EXERCISE BRIEF: Return, unchanged, each line in the records below that includes the string "maximize".

[Entries of spatial layout]
— Start —

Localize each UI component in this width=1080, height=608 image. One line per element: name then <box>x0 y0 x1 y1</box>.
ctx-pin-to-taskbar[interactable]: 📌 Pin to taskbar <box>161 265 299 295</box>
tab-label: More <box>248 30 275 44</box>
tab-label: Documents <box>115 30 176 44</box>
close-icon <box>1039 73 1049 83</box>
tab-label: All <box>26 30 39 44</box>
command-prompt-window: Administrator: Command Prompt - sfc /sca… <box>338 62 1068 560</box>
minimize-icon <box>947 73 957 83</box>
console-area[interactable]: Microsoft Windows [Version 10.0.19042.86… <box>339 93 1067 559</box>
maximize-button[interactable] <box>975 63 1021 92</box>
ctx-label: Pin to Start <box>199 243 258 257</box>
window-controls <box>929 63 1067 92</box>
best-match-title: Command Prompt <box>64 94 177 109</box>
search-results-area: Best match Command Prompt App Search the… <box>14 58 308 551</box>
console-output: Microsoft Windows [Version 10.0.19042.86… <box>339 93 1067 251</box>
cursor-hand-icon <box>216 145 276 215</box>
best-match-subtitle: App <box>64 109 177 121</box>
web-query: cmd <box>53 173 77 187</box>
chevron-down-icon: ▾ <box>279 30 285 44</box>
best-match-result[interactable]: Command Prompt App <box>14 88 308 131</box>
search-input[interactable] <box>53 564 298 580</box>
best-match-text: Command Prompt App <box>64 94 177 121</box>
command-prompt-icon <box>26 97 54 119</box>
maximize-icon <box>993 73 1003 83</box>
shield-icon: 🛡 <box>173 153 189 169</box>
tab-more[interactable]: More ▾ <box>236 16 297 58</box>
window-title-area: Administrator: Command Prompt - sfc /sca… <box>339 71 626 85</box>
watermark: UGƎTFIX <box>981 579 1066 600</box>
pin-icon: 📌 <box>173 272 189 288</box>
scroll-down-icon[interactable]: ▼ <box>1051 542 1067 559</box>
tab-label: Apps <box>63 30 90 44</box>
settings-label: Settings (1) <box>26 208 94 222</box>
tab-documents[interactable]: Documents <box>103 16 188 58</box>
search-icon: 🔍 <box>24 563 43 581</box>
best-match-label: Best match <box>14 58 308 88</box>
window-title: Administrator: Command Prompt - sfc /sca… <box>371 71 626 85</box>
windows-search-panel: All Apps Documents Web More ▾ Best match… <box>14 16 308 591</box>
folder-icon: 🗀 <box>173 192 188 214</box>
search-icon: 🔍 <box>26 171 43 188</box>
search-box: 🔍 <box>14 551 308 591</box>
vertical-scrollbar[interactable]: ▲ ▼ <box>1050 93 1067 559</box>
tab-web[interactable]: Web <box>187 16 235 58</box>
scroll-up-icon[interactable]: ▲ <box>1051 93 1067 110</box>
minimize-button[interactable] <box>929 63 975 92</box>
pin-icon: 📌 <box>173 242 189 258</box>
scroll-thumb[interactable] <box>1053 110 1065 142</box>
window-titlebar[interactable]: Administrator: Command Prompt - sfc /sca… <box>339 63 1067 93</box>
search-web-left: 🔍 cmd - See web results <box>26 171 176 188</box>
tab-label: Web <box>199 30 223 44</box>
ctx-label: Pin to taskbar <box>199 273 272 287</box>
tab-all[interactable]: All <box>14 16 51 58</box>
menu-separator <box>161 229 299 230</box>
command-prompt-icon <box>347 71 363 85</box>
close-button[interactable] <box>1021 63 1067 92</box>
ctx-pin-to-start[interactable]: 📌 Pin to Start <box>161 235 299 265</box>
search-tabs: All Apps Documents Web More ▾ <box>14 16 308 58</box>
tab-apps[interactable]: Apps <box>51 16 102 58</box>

— End —

RESULT FOR THIS TASK:
maximize-button[interactable] <box>975 63 1021 92</box>
maximize-icon <box>993 73 1003 83</box>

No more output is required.